- _What you are asked to do_
Below are the records. List every line holding the word "purple".

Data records

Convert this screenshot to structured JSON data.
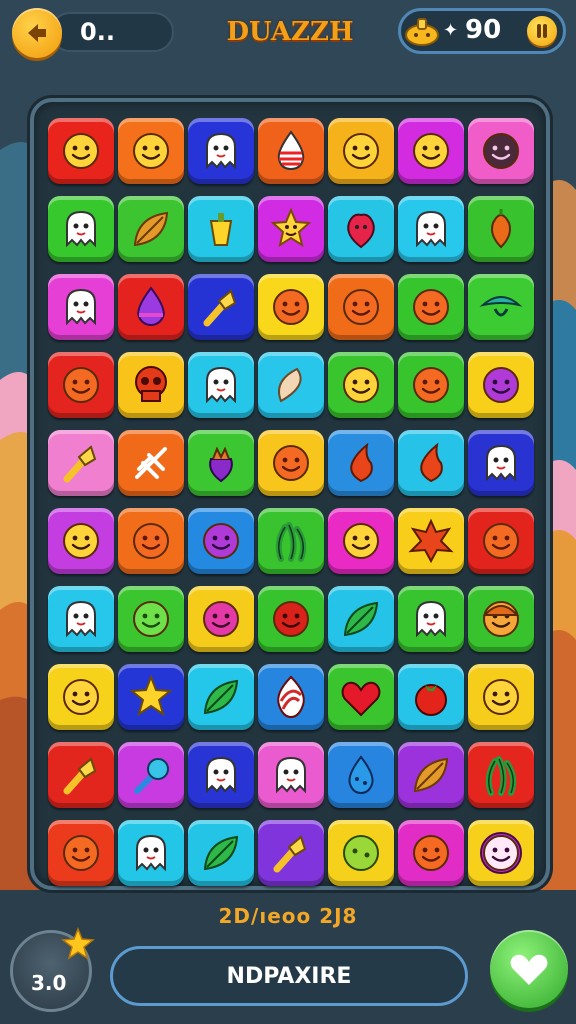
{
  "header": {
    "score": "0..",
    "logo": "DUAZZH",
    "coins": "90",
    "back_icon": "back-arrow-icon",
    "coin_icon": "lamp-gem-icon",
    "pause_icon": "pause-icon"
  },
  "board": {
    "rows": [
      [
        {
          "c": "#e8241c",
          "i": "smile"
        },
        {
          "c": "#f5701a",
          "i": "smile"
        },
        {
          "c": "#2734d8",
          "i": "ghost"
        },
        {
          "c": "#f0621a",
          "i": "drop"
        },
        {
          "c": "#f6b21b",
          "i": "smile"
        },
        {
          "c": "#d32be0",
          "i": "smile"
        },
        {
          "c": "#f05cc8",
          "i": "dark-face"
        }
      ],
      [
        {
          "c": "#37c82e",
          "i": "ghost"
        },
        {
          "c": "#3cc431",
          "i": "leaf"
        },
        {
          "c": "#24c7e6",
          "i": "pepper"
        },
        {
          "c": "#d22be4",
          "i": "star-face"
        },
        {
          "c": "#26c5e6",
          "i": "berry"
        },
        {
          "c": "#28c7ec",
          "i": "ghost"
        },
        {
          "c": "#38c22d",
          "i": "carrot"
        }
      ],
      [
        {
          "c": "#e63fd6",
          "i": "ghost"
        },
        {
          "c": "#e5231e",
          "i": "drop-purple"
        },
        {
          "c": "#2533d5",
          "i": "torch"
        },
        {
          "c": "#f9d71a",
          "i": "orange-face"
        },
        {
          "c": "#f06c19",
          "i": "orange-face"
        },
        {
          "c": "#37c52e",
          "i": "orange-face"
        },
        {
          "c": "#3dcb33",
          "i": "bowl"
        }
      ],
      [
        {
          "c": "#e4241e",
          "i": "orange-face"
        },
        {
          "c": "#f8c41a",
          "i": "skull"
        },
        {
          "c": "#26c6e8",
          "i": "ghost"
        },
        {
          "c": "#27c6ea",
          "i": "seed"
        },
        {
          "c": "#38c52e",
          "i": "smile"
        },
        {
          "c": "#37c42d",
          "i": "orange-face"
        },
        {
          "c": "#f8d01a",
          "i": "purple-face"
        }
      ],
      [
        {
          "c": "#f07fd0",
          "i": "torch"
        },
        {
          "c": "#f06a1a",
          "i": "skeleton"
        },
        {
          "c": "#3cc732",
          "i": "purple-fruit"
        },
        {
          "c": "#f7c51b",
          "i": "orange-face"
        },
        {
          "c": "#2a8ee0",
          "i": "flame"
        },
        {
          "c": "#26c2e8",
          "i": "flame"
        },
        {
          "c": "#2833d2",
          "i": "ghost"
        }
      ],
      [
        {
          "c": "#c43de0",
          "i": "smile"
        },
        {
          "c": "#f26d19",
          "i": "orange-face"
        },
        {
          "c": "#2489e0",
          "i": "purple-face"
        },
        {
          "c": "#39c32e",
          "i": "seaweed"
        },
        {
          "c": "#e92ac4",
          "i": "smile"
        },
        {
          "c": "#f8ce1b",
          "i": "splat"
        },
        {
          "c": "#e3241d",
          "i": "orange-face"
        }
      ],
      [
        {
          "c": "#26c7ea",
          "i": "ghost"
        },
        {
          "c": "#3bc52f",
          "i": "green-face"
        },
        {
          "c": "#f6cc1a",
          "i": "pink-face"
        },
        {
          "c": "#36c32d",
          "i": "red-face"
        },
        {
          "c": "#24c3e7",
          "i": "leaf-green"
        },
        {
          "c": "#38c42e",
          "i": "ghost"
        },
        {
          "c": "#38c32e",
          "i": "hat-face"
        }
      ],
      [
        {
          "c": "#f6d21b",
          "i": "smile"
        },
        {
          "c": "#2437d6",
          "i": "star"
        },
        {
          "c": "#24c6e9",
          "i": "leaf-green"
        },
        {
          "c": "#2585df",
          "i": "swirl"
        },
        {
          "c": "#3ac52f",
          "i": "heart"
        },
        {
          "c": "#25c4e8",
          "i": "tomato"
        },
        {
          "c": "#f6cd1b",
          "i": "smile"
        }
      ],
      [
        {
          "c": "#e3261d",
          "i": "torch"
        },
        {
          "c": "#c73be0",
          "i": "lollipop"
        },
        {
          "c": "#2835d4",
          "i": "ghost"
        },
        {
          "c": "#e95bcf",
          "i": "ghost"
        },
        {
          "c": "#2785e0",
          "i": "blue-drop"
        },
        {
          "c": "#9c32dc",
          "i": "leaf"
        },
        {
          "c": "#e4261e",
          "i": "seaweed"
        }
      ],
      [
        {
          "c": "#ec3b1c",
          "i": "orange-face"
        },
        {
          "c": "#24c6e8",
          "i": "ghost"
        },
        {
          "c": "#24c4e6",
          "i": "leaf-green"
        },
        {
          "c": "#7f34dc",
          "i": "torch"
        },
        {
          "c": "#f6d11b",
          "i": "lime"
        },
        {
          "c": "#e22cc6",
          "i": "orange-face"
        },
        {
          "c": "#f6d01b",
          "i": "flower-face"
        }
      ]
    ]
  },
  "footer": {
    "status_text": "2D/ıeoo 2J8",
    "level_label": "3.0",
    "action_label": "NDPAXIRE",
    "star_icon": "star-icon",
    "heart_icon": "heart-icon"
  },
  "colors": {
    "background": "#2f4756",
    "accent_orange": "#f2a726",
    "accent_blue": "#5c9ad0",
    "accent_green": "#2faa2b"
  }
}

- _Result of the task_
          "i": "drop-purple"
          "i": "purple-face"
          "i": "purple-fruit"
          "i": "purple-face"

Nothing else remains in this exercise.